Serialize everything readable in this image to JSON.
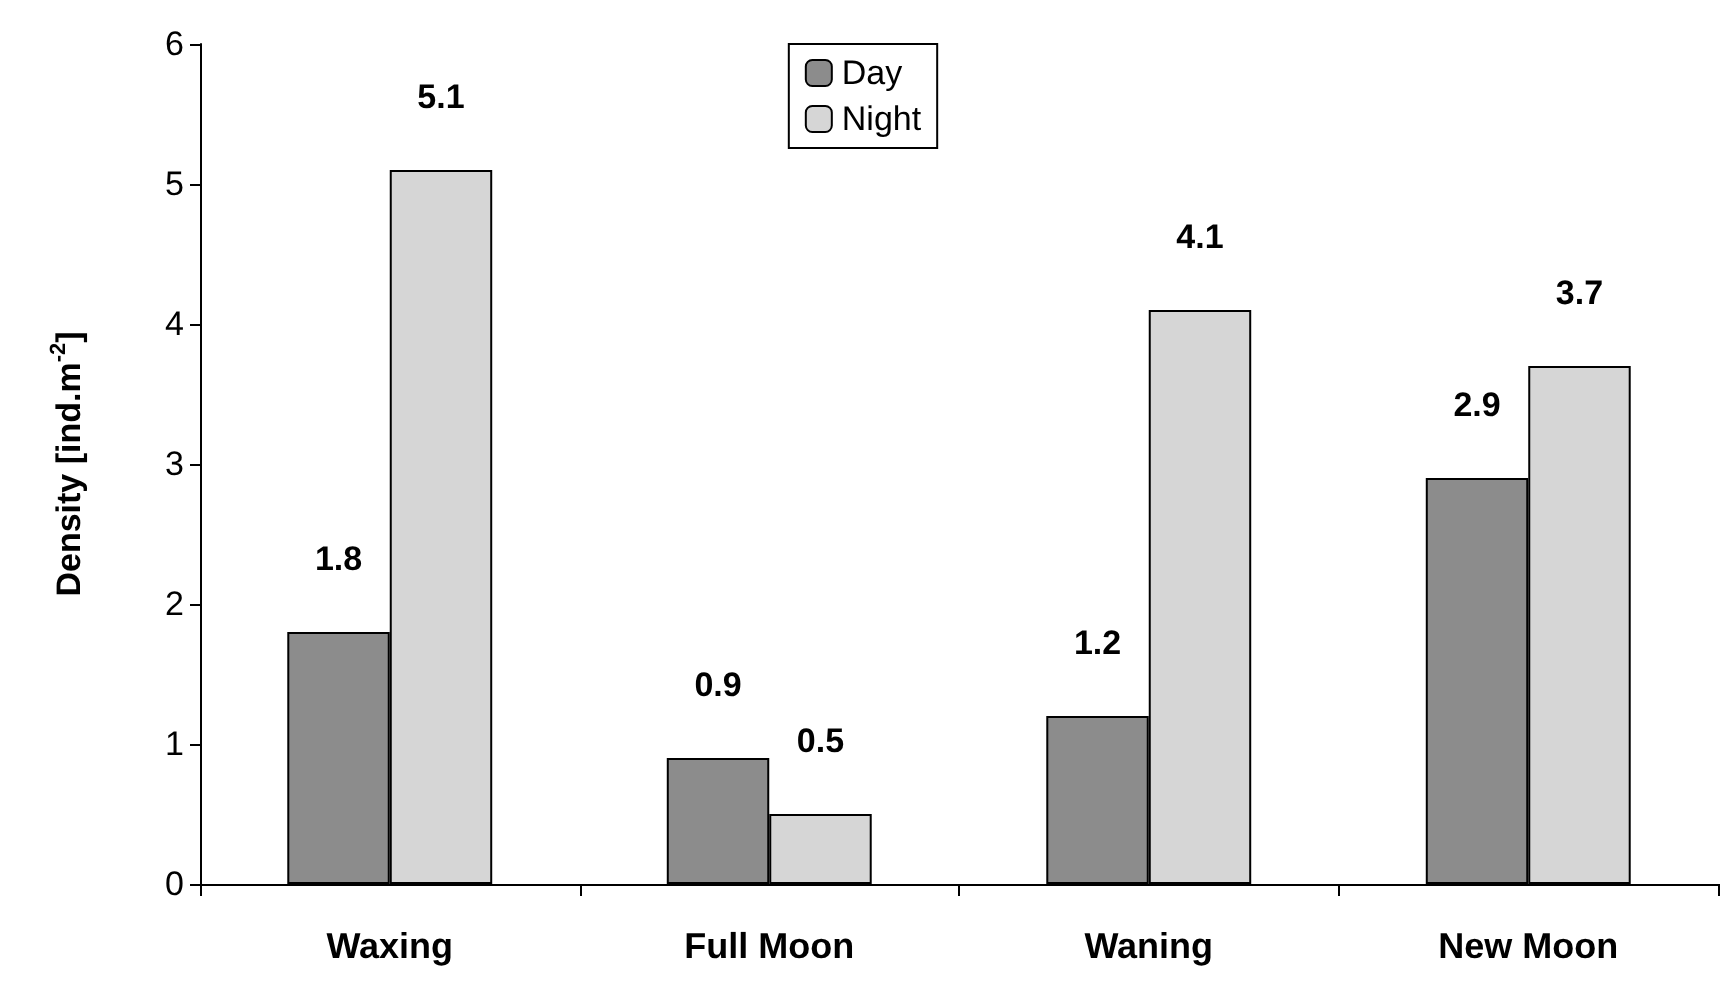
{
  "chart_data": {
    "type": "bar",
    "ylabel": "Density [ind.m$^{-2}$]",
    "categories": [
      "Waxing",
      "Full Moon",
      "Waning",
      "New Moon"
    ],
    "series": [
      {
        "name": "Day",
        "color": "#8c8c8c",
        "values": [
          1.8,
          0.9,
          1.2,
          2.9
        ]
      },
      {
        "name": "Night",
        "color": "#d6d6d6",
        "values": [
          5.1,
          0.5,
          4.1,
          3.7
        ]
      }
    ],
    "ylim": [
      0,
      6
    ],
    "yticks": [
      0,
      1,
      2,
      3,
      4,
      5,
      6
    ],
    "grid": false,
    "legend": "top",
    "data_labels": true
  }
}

....

To be done: Set down every entry word for word, but omit the pictures.

The result:
Serialize everything readable in this image to JSON.
{
  "chart_data": {
    "type": "bar",
    "ylabel": "Density [ind.m$^{-2}$]",
    "categories": [
      "Waxing",
      "Full Moon",
      "Waning",
      "New Moon"
    ],
    "series": [
      {
        "name": "Day",
        "color": "#8c8c8c",
        "values": [
          1.8,
          0.9,
          1.2,
          2.9
        ]
      },
      {
        "name": "Night",
        "color": "#d6d6d6",
        "values": [
          5.1,
          0.5,
          4.1,
          3.7
        ]
      }
    ],
    "ylim": [
      0,
      6
    ],
    "yticks": [
      0,
      1,
      2,
      3,
      4,
      5,
      6
    ],
    "grid": false,
    "legend": "top",
    "data_labels": true
  }
}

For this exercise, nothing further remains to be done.